___ MATERIALS PROVIDED ___

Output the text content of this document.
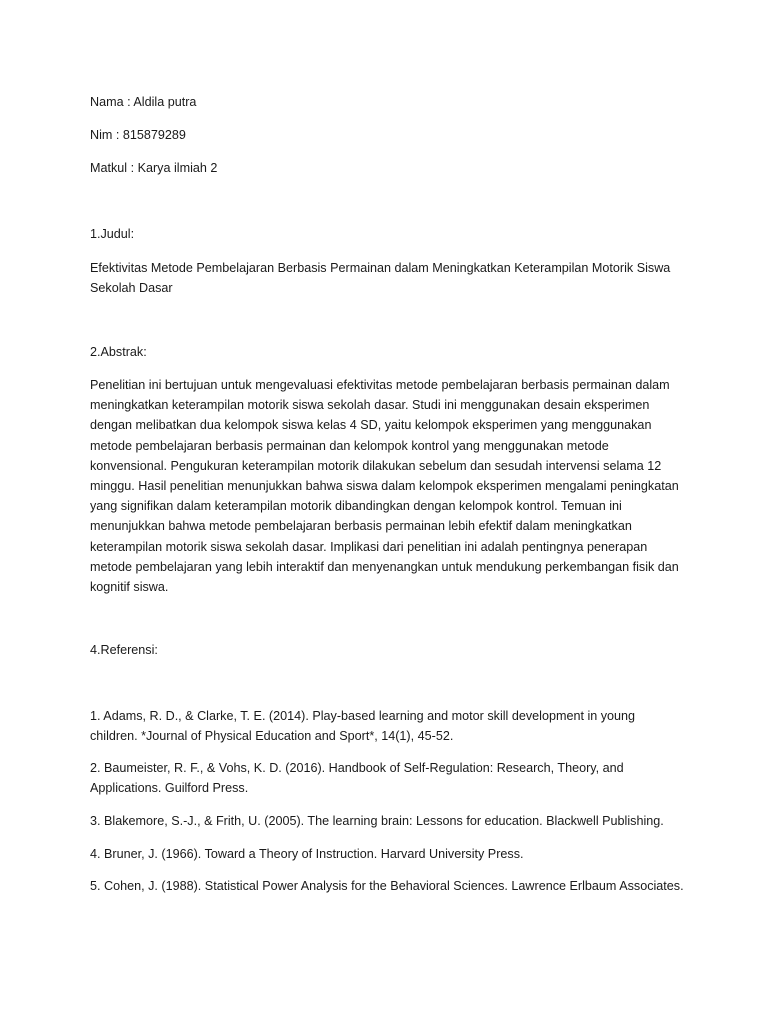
Nama : Aldila putra
Nim : 815879289
Matkul : Karya ilmiah 2
1.Judul:
Efektivitas Metode Pembelajaran Berbasis Permainan dalam Meningkatkan Keterampilan Motorik Siswa Sekolah Dasar
2.Abstrak:
Penelitian ini bertujuan untuk mengevaluasi efektivitas metode pembelajaran berbasis permainan dalam meningkatkan keterampilan motorik siswa sekolah dasar. Studi ini menggunakan desain eksperimen dengan melibatkan dua kelompok siswa kelas 4 SD, yaitu kelompok eksperimen yang menggunakan metode pembelajaran berbasis permainan dan kelompok kontrol yang menggunakan metode konvensional. Pengukuran keterampilan motorik dilakukan sebelum dan sesudah intervensi selama 12 minggu. Hasil penelitian menunjukkan bahwa siswa dalam kelompok eksperimen mengalami peningkatan yang signifikan dalam keterampilan motorik dibandingkan dengan kelompok kontrol. Temuan ini menunjukkan bahwa metode pembelajaran berbasis permainan lebih efektif dalam meningkatkan keterampilan motorik siswa sekolah dasar. Implikasi dari penelitian ini adalah pentingnya penerapan metode pembelajaran yang lebih interaktif dan menyenangkan untuk mendukung perkembangan fisik dan kognitif siswa.
4.Referensi:
1. Adams, R. D., & Clarke, T. E. (2014). Play-based learning and motor skill development in young children. *Journal of Physical Education and Sport*, 14(1), 45-52.
2. Baumeister, R. F., & Vohs, K. D. (2016). Handbook of Self-Regulation: Research, Theory, and Applications. Guilford Press.
3. Blakemore, S.-J., & Frith, U. (2005). The learning brain: Lessons for education. Blackwell Publishing.
4. Bruner, J. (1966). Toward a Theory of Instruction. Harvard University Press.
5. Cohen, J. (1988). Statistical Power Analysis for the Behavioral Sciences. Lawrence Erlbaum Associates.
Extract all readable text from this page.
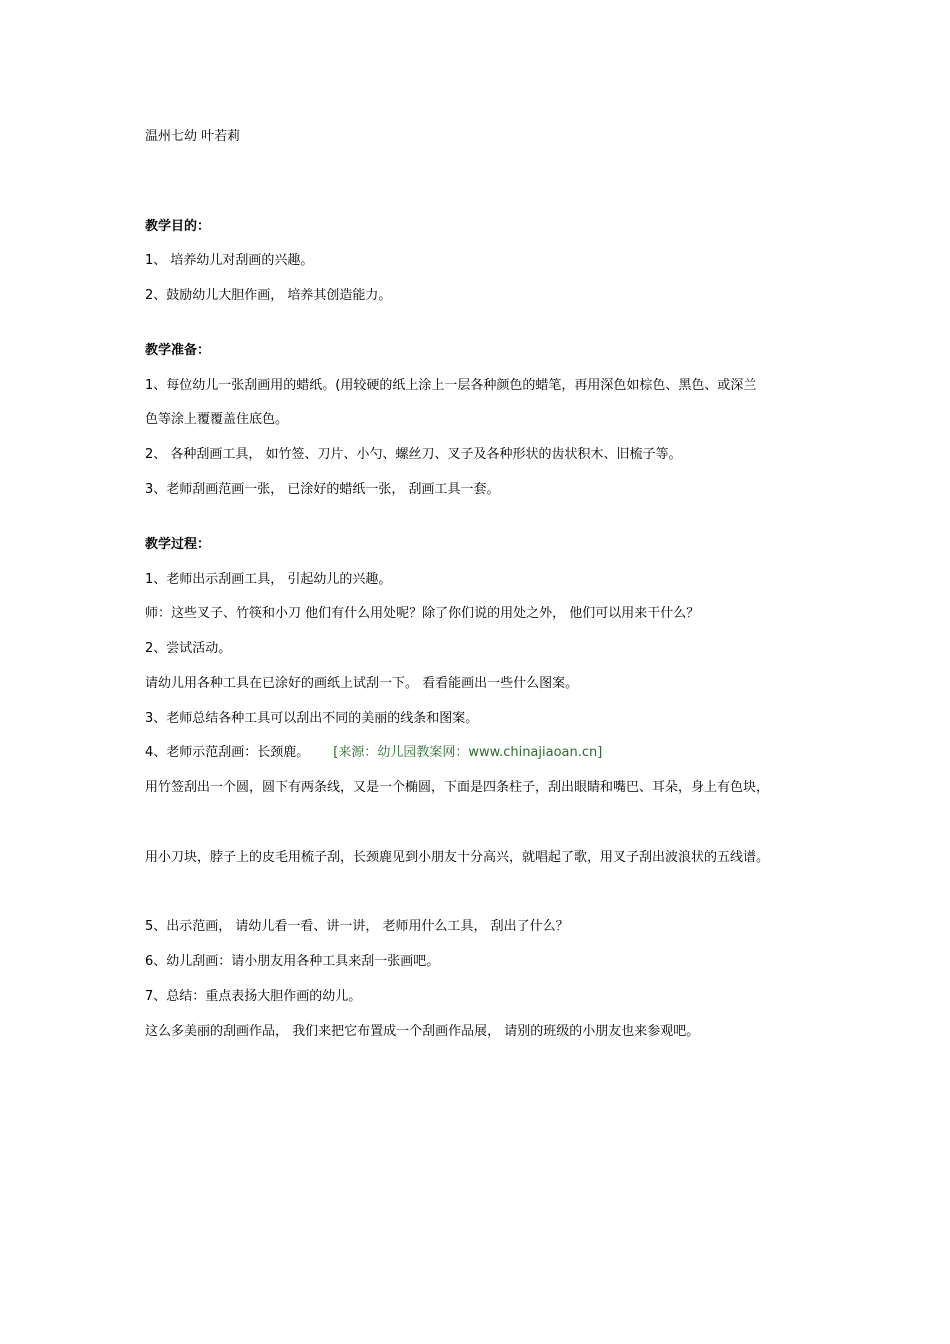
温州七幼 叶若莉
教学目的：
1、 培养幼儿对刮画的兴趣。
2、鼓励幼儿大胆作画， 培养其创造能力。
教学准备：
1、每位幼儿一张刮画用的蜡纸。(用较硬的纸上涂上一层各种颜色的蜡笔，再用深色如棕色、黑色、或深兰
色等涂上覆覆盖住底色。
2、 各种刮画工具， 如竹签、刀片、小勺、螺丝刀、叉子及各种形状的齿状积木、旧梳子等。
3、老师刮画范画一张， 已涂好的蜡纸一张， 刮画工具一套。
教学过程：
1、老师出示刮画工具， 引起幼儿的兴趣。
师：这些叉子、竹筷和小刀 他们有什么用处呢？除了你们说的用处之外， 他们可以用来干什么？
2、尝试活动。
请幼儿用各种工具在已涂好的画纸上试刮一下。 看看能画出一些什么图案。
3、老师总结各种工具可以刮出不同的美丽的线条和图案。
4、老师示范刮画：长颈鹿。 [来源：幼儿园教案网：www.chinajiaoan.cn]
用竹签刮出一个圆，圆下有两条线，又是一个椭圆，下面是四条柱子，刮出眼睛和嘴巴、耳朵，身上有色块，
用小刀块，脖子上的皮毛用梳子刮，长颈鹿见到小朋友十分高兴，就唱起了歌，用叉子刮出波浪状的五线谱。
5、出示范画， 请幼儿看一看、讲一讲， 老师用什么工具， 刮出了什么？
6、幼儿刮画：请小朋友用各种工具来刮一张画吧。
7、总结：重点表扬大胆作画的幼儿。
这么多美丽的刮画作品， 我们来把它布置成一个刮画作品展， 请别的班级的小朋友也来参观吧。
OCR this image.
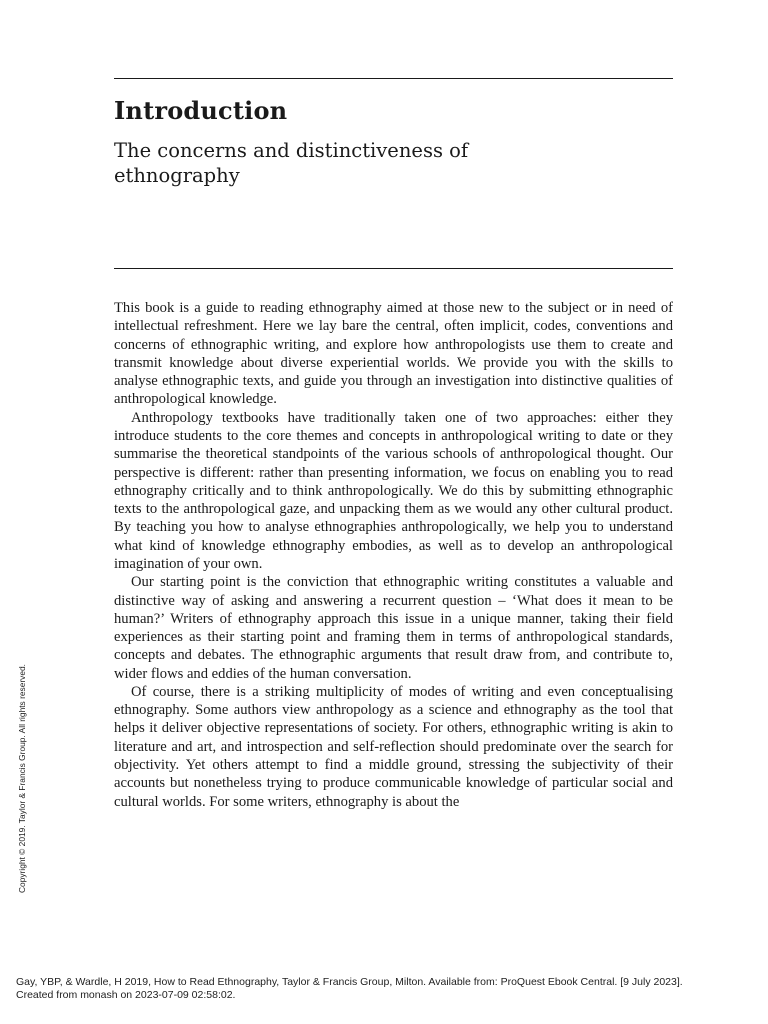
Introduction
The concerns and distinctiveness of ethnography

This book is a guide to reading ethnography aimed at those new to the subject or in need of intellectual refreshment. Here we lay bare the central, often implicit, codes, conventions and concerns of ethnographic writing, and explore how anthropologists use them to create and transmit knowledge about diverse experiential worlds. We provide you with the skills to analyse ethnographic texts, and guide you through an investigation into distinctive qualities of anthropological knowledge.

Anthropology textbooks have traditionally taken one of two approaches: either they introduce students to the core themes and concepts in anthropological writing to date or they summarise the theoretical standpoints of the various schools of anthropological thought. Our perspective is different: rather than presenting information, we focus on enabling you to read ethnography critically and to think anthropologically. We do this by submitting ethnographic texts to the anthropological gaze, and unpacking them as we would any other cultural product. By teaching you how to analyse ethnographies anthropologically, we help you to understand what kind of knowledge ethnography embodies, as well as to develop an anthropological imagination of your own.

Our starting point is the conviction that ethnographic writing constitutes a valuable and distinctive way of asking and answering a recurrent question – ‘What does it mean to be human?’ Writers of ethnography approach this issue in a unique manner, taking their field experiences as their starting point and framing them in terms of anthropological standards, concepts and debates. The ethnographic arguments that result draw from, and contribute to, wider flows and eddies of the human conversation.

Of course, there is a striking multiplicity of modes of writing and even conceptualising ethnography. Some authors view anthropology as a science and ethnography as the tool that helps it deliver objective representations of society. For others, ethnographic writing is akin to literature and art, and introspection and self-reflection should predominate over the search for objectivity. Yet others attempt to find a middle ground, stressing the subjectivity of their accounts but nonetheless trying to produce communicable knowledge of particular social and cultural worlds. For some writers, ethnography is about the

Copyright © 2019. Taylor & Francis Group. All rights reserved.
Gay, YBP, & Wardle, H 2019, How to Read Ethnography, Taylor & Francis Group, Milton. Available from: ProQuest Ebook Central. [9 July 2023].
Created from monash on 2023-07-09 02:58:02.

___

» EXERCISE AIM: List every line from the entries above in which "Theory" appears.

» COMPLETED TASK:
2. Baumeister, R. F., & Vohs, K. D. (2016). Handbook of Self-Regulation: Research, Theory, and Applications. Guilford Press.
4. Bruner, J. (1966). Toward a Theory of Instruction. Harvard University Press.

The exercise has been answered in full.